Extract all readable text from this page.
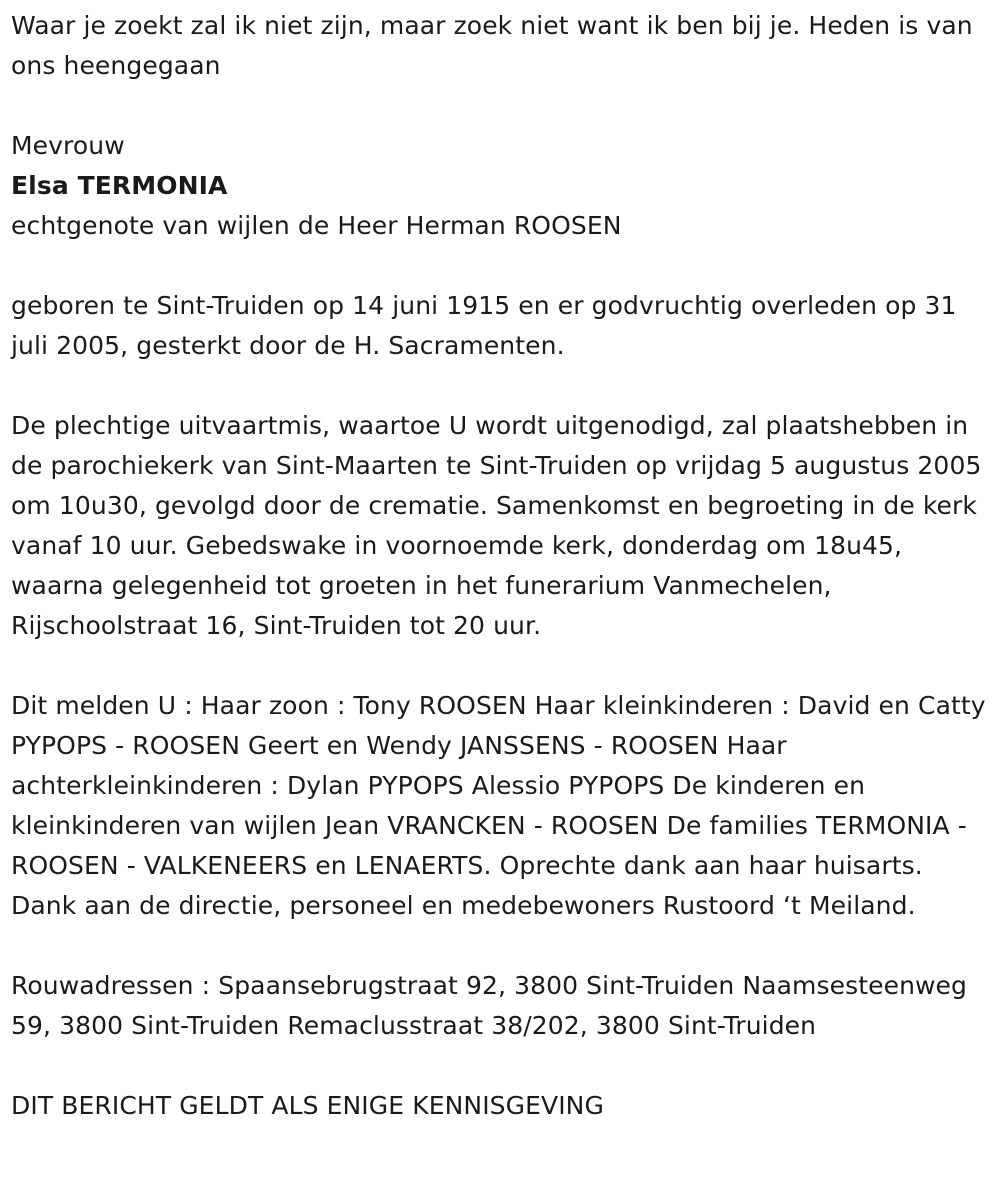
Waar je zoekt zal ik niet zijn, maar zoek niet want ik ben bij je. Heden is van ons heengegaan

Mevrouw

Elsa TERMONIA

echtgenote van wijlen de Heer Herman ROOSEN

geboren te Sint-Truiden op 14 juni 1915 en er godvruchtig overleden op 31 juli 2005, gesterkt door de H. Sacramenten.

De plechtige uitvaartmis, waartoe U wordt uitgenodigd, zal plaatshebben in de parochiekerk van Sint-Maarten te Sint-Truiden op vrijdag 5 augustus 2005 om 10u30, gevolgd door de crematie. Samenkomst en begroeting in de kerk vanaf 10 uur. Gebedswake in voornoemde kerk, donderdag om 18u45, waarna gelegenheid tot groeten in het funerarium Vanmechelen, Rijschoolstraat 16, Sint-Truiden tot 20 uur.

Dit melden U : Haar zoon : Tony ROOSEN Haar kleinkinderen : David en Catty PYPOPS - ROOSEN Geert en Wendy JANSSENS - ROOSEN Haar achterkleinkinderen : Dylan PYPOPS Alessio PYPOPS De kinderen en kleinkinderen van wijlen Jean VRANCKEN - ROOSEN De families TERMONIA - ROOSEN - VALKENEERS en LENAERTS. Oprechte dank aan haar huisarts. Dank aan de directie, personeel en medebewoners Rustoord ‘t Meiland.

Rouwadressen : Spaansebrugstraat 92, 3800 Sint-Truiden Naamsesteenweg 59, 3800 Sint-Truiden Remaclusstraat 38/202, 3800 Sint-Truiden

DIT BERICHT GELDT ALS ENIGE KENNISGEVING
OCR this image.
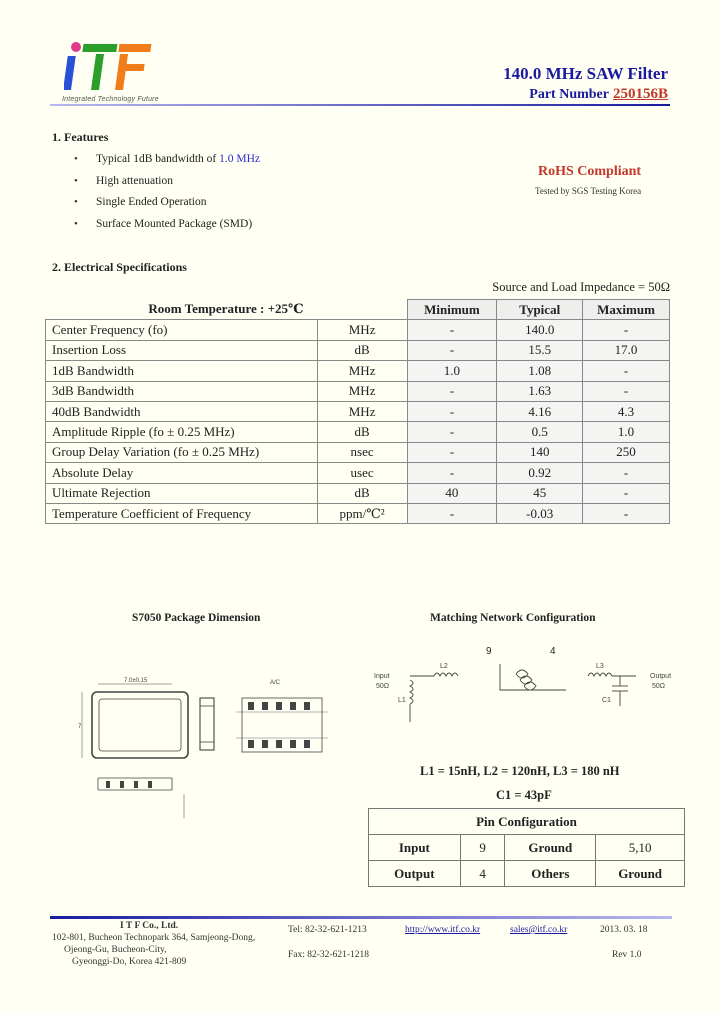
Integrated Technology Future
140.0 MHz SAW Filter
Part Number 250156B
1. Features
• Typical 1dB bandwidth of 1.0 MHz
• High attenuation
• Single Ended Operation
• Surface Mounted Package (SMD)
RoHS Compliant
Tested by SGS Testing Korea
2. Electrical Specifications
Source and Load Impedance = 50Ω
Room Temperature : +25℃		Minimum	Typical	Maximum
Center Frequency (fo)	MHz	-	140.0	-
Insertion Loss	dB	-	15.5	17.0
1dB Bandwidth	MHz	1.0	1.08	-
3dB Bandwidth	MHz	-	1.63	-
40dB Bandwidth	MHz	-	4.16	4.3
Amplitude Ripple (fo ± 0.25 MHz)	dB	-	0.5	1.0
Group Delay Variation (fo ± 0.25 MHz)	nsec	-	140	250
Absolute Delay	usec	-	0.92	-
Ultimate Rejection	dB	40	45	-
Temperature Coefficient of Frequency	ppm/℃²	-	-0.03	-
S7050 Package Dimension	Matching Network Configuration
7.0±0.15
7
A/C
9	4
Input
50Ω
Output
50Ω
L1
L2	L3
C1
L1 = 15nH, L2 = 120nH, L3 = 180 nH
C1 = 43pF
Pin Configuration			
Input	9	Ground	5,10
Output	4	Others	Ground
I T F Co., Ltd.
102-801, Bucheon Technopark 364, Samjeong-Dong,
Ojeong-Gu, Bucheon-City,
Gyeonggi-Do, Korea 421-809
Tel: 82-32-621-1213
Fax: 82-32-621-1218
http://www.itf.co.kr	sales@itf.co.kr	2013. 03. 18
Rev 1.0
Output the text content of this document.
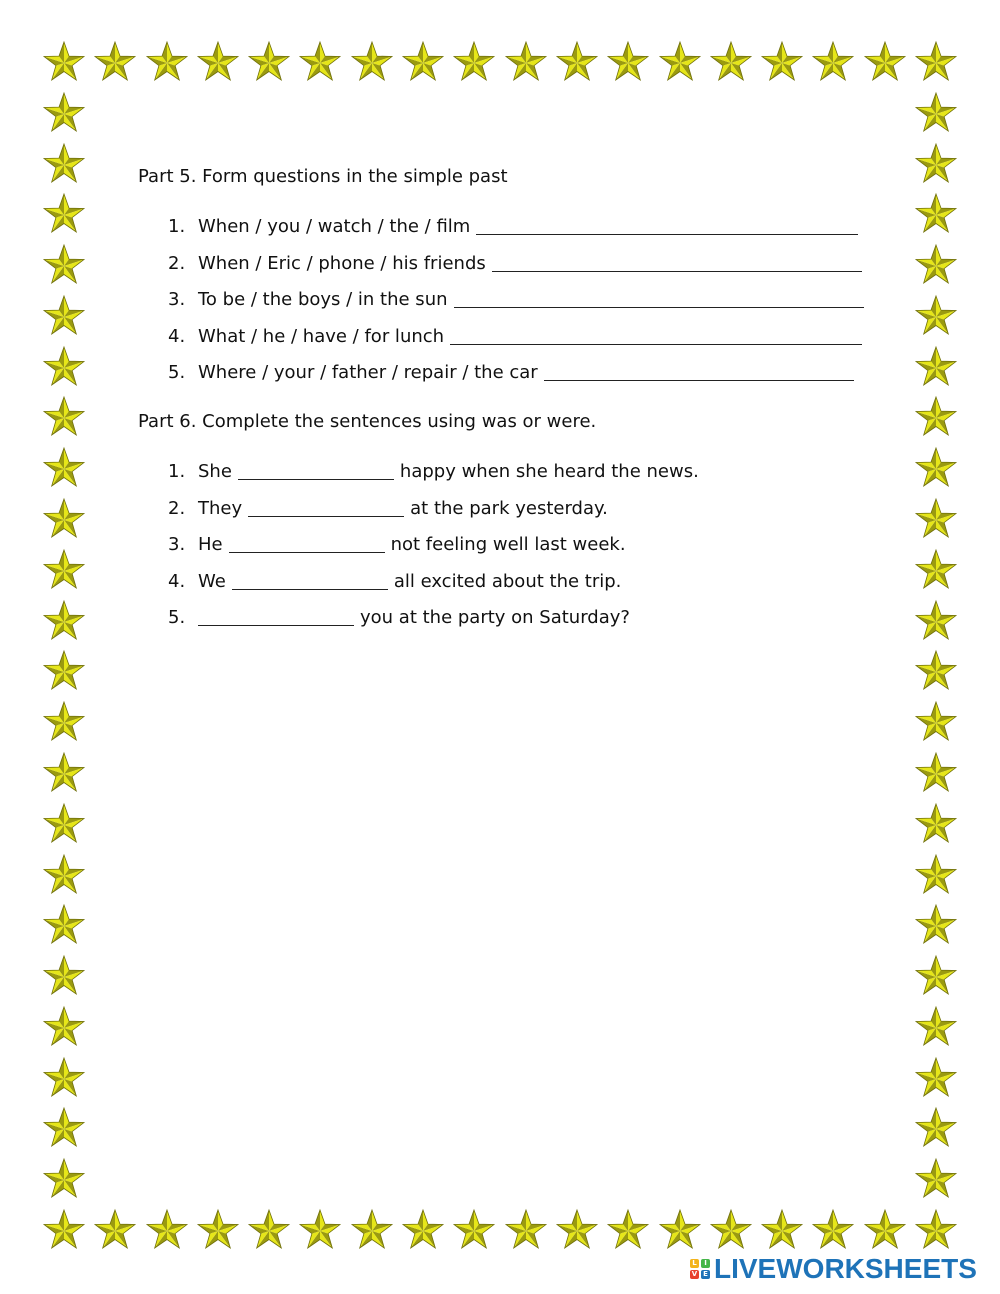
Part 5. Form questions in the simple past
1. When / you / watch / the / film
2. When / Eric / phone / his friends
3. To be / the boys / in the sun
4. What / he / have / for lunch
5. Where / your / father / repair / the car
Part 6. Complete the sentences using was or were.
1. She	happy when she heard the news.
2. They	at the park yesterday.
3. He	not feeling well last week.
4. We	all excited about the trip.
5.	you at the party on Saturday?
L	I
V E LIVEWORKSHEETS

**EXERCISE DIRECTIONS:** Select the lines that carry the string "TERMONIA" and copy them.

**TASK ANSWER:**
Elsa TERMONIA
Dit melden U : Haar zoon : Tony ROOSEN Haar kleinkinderen : David en Catty PYPOPS - ROOSEN Geert en Wendy JANSSENS - ROOSEN Haar achterkleinkinderen : Dylan PYPOPS Alessio PYPOPS De kinderen en kleinkinderen van wijlen Jean VRANCKEN - ROOSEN De families TERMONIA - ROOSEN - VALKENEERS en LENAERTS. Oprechte dank aan haar huisarts. Dank aan de directie, personeel en medebewoners Rustoord ‘t Meiland.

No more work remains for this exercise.